▶ _What you have to do_
Copy out each line of the material below with no changes.

▶ _Stored data_
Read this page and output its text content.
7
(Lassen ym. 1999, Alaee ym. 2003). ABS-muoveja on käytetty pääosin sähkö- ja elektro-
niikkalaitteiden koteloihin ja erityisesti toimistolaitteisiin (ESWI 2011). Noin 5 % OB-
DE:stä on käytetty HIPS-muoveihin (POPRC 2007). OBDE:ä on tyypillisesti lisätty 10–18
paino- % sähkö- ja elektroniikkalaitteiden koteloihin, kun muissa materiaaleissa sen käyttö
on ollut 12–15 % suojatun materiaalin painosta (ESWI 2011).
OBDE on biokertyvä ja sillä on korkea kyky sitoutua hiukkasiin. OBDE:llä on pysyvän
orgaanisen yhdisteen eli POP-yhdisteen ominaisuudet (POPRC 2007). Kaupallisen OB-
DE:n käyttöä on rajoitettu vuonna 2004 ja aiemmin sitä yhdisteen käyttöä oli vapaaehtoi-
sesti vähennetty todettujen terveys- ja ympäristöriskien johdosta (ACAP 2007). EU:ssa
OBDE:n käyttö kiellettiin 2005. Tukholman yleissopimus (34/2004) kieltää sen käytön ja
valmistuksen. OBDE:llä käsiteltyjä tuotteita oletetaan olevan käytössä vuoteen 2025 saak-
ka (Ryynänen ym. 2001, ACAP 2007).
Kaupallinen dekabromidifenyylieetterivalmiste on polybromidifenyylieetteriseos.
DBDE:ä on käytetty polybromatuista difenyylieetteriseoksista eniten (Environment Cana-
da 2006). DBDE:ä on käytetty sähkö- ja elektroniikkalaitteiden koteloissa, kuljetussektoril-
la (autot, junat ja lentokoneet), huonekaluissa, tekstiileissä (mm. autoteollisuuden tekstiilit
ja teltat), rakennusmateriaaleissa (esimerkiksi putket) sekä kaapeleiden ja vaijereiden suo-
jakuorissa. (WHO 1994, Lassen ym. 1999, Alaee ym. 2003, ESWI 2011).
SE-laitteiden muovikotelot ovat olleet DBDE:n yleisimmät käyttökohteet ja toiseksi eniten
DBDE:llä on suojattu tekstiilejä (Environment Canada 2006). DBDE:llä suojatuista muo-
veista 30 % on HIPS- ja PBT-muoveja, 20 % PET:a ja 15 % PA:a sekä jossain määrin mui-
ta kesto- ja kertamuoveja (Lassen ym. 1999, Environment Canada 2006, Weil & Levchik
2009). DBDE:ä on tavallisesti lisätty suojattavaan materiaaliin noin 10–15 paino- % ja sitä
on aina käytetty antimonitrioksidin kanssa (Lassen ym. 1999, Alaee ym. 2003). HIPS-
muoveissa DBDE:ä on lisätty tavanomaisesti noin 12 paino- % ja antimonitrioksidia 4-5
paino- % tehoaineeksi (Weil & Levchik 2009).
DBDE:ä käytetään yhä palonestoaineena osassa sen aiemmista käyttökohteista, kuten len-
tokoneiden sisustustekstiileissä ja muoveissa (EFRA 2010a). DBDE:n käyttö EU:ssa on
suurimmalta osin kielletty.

▶ _Exercise answer_
Read this page and output its text content.
7
(Lassen ym. 1999, Alaee ym. 2003). ABS-muoveja on käytetty pääosin sähkö- ja elektro-
niikkalaitteiden koteloihin ja erityisesti toimistolaitteisiin (ESWI 2011). Noin 5 % OB-
DE:stä on käytetty HIPS-muoveihin (POPRC 2007). OBDE:ä on tyypillisesti lisätty 10–18
paino- % sähkö- ja elektroniikkalaitteiden koteloihin, kun muissa materiaaleissa sen käyttö
on ollut 12–15 % suojatun materiaalin painosta (ESWI 2011).
OBDE on biokertyvä ja sillä on korkea kyky sitoutua hiukkasiin. OBDE:llä on pysyvän
orgaanisen yhdisteen eli POP-yhdisteen ominaisuudet (POPRC 2007). Kaupallisen OB-
DE:n käyttöä on rajoitettu vuonna 2004 ja aiemmin sitä yhdisteen käyttöä oli vapaaehtoi-
sesti vähennetty todettujen terveys- ja ympäristöriskien johdosta (ACAP 2007). EU:ssa
OBDE:n käyttö kiellettiin 2005. Tukholman yleissopimus (34/2004) kieltää sen käytön ja
valmistuksen. OBDE:llä käsiteltyjä tuotteita oletetaan olevan käytössä vuoteen 2025 saak-
ka (Ryynänen ym. 2001, ACAP 2007).
Kaupallinen dekabromidifenyylieetterivalmiste on polybromidifenyylieetteriseos.
DBDE:ä on käytetty polybromatuista difenyylieetteriseoksista eniten (Environment Cana-
da 2006). DBDE:ä on käytetty sähkö- ja elektroniikkalaitteiden koteloissa, kuljetussektoril-
la (autot, junat ja lentokoneet), huonekaluissa, tekstiileissä (mm. autoteollisuuden tekstiilit
ja teltat), rakennusmateriaaleissa (esimerkiksi putket) sekä kaapeleiden ja vaijereiden suo-
jakuorissa. (WHO 1994, Lassen ym. 1999, Alaee ym. 2003, ESWI 2011).
SE-laitteiden muovikotelot ovat olleet DBDE:n yleisimmät käyttökohteet ja toiseksi eniten
DBDE:llä on suojattu tekstiilejä (Environment Canada 2006). DBDE:llä suojatuista muo-
veista 30 % on HIPS- ja PBT-muoveja, 20 % PET:a ja 15 % PA:a sekä jossain määrin mui-
ta kesto- ja kertamuoveja (Lassen ym. 1999, Environment Canada 2006, Weil & Levchik
2009). DBDE:ä on tavallisesti lisätty suojattavaan materiaaliin noin 10–15 paino- % ja sitä
on aina käytetty antimonitrioksidin kanssa (Lassen ym. 1999, Alaee ym. 2003). HIPS-
muoveissa DBDE:ä on lisätty tavanomaisesti noin 12 paino- % ja antimonitrioksidia 4-5
paino- % tehoaineeksi (Weil & Levchik 2009).
DBDE:ä käytetään yhä palonestoaineena osassa sen aiemmista käyttökohteista, kuten len-
tokoneiden sisustustekstiileissä ja muoveissa (EFRA 2010a). DBDE:n käyttö EU:ssa on
suurimmalta osin kielletty.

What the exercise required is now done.